_Source data_
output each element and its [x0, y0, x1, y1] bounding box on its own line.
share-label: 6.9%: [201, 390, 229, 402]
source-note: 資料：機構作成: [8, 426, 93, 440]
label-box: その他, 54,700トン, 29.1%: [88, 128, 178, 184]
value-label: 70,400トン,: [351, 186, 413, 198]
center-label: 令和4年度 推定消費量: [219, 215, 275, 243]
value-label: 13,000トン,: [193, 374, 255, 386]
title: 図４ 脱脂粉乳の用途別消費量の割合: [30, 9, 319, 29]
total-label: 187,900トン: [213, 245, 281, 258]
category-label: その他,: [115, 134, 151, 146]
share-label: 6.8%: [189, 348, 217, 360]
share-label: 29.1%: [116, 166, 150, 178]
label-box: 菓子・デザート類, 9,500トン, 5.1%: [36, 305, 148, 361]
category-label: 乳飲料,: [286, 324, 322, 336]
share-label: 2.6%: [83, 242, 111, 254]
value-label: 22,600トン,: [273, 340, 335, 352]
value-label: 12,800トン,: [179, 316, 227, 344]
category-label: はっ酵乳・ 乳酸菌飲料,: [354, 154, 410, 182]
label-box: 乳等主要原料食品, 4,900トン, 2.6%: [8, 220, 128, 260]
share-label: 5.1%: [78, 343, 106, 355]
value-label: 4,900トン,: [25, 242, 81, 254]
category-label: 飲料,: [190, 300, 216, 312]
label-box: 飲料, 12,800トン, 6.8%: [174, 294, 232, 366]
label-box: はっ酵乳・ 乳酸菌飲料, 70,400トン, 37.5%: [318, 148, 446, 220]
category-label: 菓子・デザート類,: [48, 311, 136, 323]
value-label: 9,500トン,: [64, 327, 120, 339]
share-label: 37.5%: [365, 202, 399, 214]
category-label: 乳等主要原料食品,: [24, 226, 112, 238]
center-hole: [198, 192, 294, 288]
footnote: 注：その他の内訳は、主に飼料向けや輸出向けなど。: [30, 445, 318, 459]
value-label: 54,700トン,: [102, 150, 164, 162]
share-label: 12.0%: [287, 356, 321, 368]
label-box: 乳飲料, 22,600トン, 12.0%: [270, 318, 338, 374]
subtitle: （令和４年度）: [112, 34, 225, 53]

--

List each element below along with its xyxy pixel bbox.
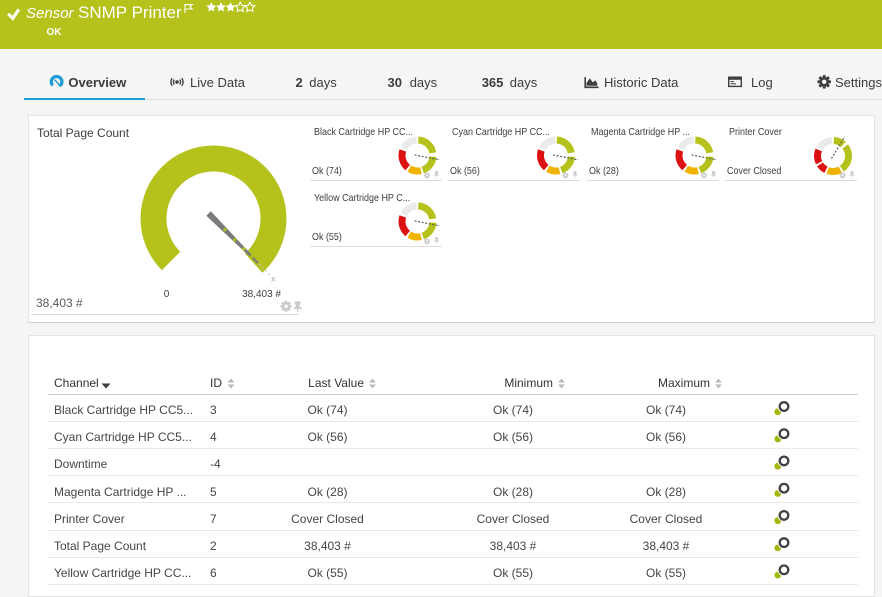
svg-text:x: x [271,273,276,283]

--

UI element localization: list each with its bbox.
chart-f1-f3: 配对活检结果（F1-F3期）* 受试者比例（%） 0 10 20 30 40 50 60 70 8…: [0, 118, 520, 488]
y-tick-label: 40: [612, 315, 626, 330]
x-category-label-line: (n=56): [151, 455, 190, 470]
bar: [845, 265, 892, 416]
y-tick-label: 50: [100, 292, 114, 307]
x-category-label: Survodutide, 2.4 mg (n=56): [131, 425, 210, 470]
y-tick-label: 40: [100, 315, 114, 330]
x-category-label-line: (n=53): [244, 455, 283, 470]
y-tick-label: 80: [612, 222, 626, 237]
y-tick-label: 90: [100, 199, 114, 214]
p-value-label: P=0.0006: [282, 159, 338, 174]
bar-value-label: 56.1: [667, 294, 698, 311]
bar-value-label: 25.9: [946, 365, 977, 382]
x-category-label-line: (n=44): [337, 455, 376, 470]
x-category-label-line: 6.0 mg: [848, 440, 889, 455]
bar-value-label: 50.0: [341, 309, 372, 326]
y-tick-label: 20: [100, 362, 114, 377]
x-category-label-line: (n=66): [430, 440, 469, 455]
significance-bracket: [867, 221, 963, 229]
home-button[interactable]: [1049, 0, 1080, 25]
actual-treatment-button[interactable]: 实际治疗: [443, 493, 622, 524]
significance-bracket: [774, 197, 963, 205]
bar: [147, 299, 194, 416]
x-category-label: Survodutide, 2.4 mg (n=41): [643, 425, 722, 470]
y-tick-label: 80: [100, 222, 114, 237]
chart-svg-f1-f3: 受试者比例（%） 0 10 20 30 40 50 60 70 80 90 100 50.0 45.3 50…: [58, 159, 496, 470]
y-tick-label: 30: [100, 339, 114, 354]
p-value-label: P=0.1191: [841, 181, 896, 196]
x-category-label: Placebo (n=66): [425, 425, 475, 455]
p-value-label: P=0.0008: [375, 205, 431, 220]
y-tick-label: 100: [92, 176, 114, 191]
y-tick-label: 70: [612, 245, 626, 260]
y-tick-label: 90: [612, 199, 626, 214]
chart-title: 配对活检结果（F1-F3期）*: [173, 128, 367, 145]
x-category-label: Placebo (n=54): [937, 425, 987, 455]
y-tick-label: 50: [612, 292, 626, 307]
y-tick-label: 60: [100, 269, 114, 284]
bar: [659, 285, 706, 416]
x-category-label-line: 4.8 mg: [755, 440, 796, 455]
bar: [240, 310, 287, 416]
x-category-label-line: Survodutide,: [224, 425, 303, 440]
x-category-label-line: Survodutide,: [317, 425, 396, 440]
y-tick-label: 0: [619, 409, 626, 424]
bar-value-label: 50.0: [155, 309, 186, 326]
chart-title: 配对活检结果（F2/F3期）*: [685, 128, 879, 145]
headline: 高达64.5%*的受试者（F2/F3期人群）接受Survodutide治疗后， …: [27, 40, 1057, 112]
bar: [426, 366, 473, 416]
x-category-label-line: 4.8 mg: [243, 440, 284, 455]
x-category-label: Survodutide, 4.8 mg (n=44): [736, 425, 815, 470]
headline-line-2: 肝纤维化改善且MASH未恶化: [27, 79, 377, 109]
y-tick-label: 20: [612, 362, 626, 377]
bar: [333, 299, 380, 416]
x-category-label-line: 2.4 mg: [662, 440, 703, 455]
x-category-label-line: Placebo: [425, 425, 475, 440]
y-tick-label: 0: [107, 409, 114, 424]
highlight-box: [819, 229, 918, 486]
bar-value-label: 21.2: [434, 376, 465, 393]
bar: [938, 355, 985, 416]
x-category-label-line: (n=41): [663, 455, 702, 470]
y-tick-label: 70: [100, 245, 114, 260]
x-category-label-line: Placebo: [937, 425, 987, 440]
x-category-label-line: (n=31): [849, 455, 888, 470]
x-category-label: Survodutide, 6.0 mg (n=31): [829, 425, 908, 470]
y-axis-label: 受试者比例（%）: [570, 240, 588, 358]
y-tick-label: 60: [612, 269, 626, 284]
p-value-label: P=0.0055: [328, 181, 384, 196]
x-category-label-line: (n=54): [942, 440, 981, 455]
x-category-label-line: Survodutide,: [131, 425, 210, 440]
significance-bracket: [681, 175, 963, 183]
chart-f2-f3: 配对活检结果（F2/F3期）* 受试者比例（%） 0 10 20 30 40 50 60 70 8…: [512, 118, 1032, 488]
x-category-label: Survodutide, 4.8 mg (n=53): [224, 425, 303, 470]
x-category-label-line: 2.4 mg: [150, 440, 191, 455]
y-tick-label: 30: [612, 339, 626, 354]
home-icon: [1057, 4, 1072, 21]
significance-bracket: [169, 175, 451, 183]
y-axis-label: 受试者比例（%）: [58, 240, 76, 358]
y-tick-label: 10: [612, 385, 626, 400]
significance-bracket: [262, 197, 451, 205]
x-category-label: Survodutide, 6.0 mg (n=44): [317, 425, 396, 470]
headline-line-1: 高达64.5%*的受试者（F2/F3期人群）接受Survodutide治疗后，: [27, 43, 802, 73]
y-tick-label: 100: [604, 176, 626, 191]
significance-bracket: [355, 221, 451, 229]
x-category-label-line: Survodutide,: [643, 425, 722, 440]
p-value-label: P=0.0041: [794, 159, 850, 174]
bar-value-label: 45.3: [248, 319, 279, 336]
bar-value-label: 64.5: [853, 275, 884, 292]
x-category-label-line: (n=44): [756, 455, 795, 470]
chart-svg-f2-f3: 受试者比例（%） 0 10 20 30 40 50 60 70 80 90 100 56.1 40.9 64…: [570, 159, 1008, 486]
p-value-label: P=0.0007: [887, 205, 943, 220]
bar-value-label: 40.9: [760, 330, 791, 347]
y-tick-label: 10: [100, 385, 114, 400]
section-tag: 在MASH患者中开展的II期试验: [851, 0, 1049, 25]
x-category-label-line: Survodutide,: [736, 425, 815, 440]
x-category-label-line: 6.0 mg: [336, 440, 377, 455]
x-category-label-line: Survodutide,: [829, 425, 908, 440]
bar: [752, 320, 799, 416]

_Task description_
Reproduce the material without any change, starting with the line that contains "output each element" and going on through the line that contains "subtitle: （令和４年度）: [112, 34, 225, 53]".

_Full response_
output each element and its [x0, y0, x1, y1] bounding box on its own line.
share-label: 6.9%: [201, 390, 229, 402]
source-note: 資料：機構作成: [8, 426, 93, 440]
label-box: その他, 54,700トン, 29.1%: [88, 128, 178, 184]
value-label: 70,400トン,: [351, 186, 413, 198]
center-label: 令和4年度 推定消費量: [219, 215, 275, 243]
value-label: 13,000トン,: [193, 374, 255, 386]
title: 図４ 脱脂粉乳の用途別消費量の割合: [30, 9, 319, 29]
total-label: 187,900トン: [213, 245, 281, 258]
category-label: その他,: [115, 134, 151, 146]
share-label: 6.8%: [189, 348, 217, 360]
share-label: 29.1%: [116, 166, 150, 178]
label-box: 菓子・デザート類, 9,500トン, 5.1%: [36, 305, 148, 361]
category-label: 乳飲料,: [286, 324, 322, 336]
share-label: 2.6%: [83, 242, 111, 254]
value-label: 22,600トン,: [273, 340, 335, 352]
value-label: 12,800トン,: [179, 316, 227, 344]
category-label: はっ酵乳・ 乳酸菌飲料,: [354, 154, 410, 182]
label-box: 乳等主要原料食品, 4,900トン, 2.6%: [8, 220, 128, 260]
share-label: 5.1%: [78, 343, 106, 355]
value-label: 4,900トン,: [25, 242, 81, 254]
category-label: 飲料,: [190, 300, 216, 312]
label-box: 飲料, 12,800トン, 6.8%: [174, 294, 232, 366]
label-box: はっ酵乳・ 乳酸菌飲料, 70,400トン, 37.5%: [318, 148, 446, 220]
category-label: 菓子・デザート類,: [48, 311, 136, 323]
value-label: 9,500トン,: [64, 327, 120, 339]
share-label: 37.5%: [365, 202, 399, 214]
category-label: 乳等主要原料食品,: [24, 226, 112, 238]
center-hole: [198, 192, 294, 288]
footnote: 注：その他の内訳は、主に飼料向けや輸出向けなど。: [30, 445, 318, 459]
value-label: 54,700トン,: [102, 150, 164, 162]
share-label: 12.0%: [287, 356, 321, 368]
label-box: 乳飲料, 22,600トン, 12.0%: [270, 318, 338, 374]
subtitle: （令和４年度）: [112, 34, 225, 53]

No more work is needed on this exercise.